(WORK REQUIRED) Repeat each line of the material exactly.

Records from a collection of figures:
====================

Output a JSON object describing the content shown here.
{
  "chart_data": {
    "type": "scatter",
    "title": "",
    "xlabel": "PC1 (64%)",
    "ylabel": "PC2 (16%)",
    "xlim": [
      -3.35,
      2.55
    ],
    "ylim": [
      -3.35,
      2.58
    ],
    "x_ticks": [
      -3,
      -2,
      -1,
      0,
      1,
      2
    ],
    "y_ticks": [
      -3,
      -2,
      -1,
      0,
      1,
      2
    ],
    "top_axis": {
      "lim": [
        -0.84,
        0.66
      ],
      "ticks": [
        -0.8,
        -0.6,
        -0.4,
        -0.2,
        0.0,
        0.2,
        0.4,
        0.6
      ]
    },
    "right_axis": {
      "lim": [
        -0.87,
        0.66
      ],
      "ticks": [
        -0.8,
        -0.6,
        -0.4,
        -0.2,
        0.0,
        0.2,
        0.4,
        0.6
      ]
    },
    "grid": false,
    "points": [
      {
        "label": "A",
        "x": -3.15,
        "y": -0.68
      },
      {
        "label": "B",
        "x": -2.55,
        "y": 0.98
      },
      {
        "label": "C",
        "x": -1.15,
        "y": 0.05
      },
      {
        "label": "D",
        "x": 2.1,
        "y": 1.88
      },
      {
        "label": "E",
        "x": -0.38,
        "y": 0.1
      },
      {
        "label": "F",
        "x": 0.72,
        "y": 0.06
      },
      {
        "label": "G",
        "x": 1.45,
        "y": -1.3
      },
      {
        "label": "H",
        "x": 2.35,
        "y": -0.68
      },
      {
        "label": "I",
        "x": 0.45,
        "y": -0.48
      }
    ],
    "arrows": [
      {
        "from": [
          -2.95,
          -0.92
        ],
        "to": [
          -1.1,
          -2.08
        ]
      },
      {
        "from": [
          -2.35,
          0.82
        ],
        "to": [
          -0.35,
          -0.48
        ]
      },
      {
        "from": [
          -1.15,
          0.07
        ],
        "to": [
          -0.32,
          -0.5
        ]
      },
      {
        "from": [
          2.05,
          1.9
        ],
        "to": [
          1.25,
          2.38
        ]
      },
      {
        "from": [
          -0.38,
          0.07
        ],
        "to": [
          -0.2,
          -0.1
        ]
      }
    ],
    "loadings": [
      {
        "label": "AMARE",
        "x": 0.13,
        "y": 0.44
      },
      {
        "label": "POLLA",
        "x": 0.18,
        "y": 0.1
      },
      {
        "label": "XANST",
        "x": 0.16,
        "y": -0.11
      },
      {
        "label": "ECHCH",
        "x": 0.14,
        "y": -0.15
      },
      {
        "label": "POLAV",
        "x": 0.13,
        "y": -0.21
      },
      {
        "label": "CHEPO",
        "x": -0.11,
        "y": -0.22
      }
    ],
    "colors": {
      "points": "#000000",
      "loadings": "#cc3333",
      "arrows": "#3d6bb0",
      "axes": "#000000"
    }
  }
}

====================

(REPLY)
Output a JSON object describing the content shown here.
{
  "chart_data": {
    "type": "scatter",
    "title": "",
    "xlabel": "PC1 (64%)",
    "ylabel": "PC2 (16%)",
    "xlim": [
      -3.35,
      2.55
    ],
    "ylim": [
      -3.35,
      2.58
    ],
    "x_ticks": [
      -3,
      -2,
      -1,
      0,
      1,
      2
    ],
    "y_ticks": [
      -3,
      -2,
      -1,
      0,
      1,
      2
    ],
    "top_axis": {
      "lim": [
        -0.84,
        0.66
      ],
      "ticks": [
        -0.8,
        -0.6,
        -0.4,
        -0.2,
        0.0,
        0.2,
        0.4,
        0.6
      ]
    },
    "right_axis": {
      "lim": [
        -0.87,
        0.66
      ],
      "ticks": [
        -0.8,
        -0.6,
        -0.4,
        -0.2,
        0.0,
        0.2,
        0.4,
        0.6
      ]
    },
    "grid": false,
    "points": [
      {
        "label": "A",
        "x": -3.15,
        "y": -0.68
      },
      {
        "label": "B",
        "x": -2.55,
        "y": 0.98
      },
      {
        "label": "C",
        "x": -1.15,
        "y": 0.05
      },
      {
        "label": "D",
        "x": 2.1,
        "y": 1.88
      },
      {
        "label": "E",
        "x": -0.38,
        "y": 0.1
      },
      {
        "label": "F",
        "x": 0.72,
        "y": 0.06
      },
      {
        "label": "G",
        "x": 1.45,
        "y": -1.3
      },
      {
        "label": "H",
        "x": 2.35,
        "y": -0.68
      },
      {
        "label": "I",
        "x": 0.45,
        "y": -0.48
      }
    ],
    "arrows": [
      {
        "from": [
          -2.95,
          -0.92
        ],
        "to": [
          -1.1,
          -2.08
        ]
      },
      {
        "from": [
          -2.35,
          0.82
        ],
        "to": [
          -0.35,
          -0.48
        ]
      },
      {
        "from": [
          -1.15,
          0.07
        ],
        "to": [
          -0.32,
          -0.5
        ]
      },
      {
        "from": [
          2.05,
          1.9
        ],
        "to": [
          1.25,
          2.38
        ]
      },
      {
        "from": [
          -0.38,
          0.07
        ],
        "to": [
          -0.2,
          -0.1
        ]
      }
    ],
    "loadings": [
      {
        "label": "AMARE",
        "x": 0.13,
        "y": 0.44
      },
      {
        "label": "POLLA",
        "x": 0.18,
        "y": 0.1
      },
      {
        "label": "XANST",
        "x": 0.16,
        "y": -0.11
      },
      {
        "label": "ECHCH",
        "x": 0.14,
        "y": -0.15
      },
      {
        "label": "POLAV",
        "x": 0.13,
        "y": -0.21
      },
      {
        "label": "CHEPO",
        "x": -0.11,
        "y": -0.22
      }
    ],
    "colors": {
      "points": "#000000",
      "loadings": "#cc3333",
      "arrows": "#3d6bb0",
      "axes": "#000000"
    }
  }
}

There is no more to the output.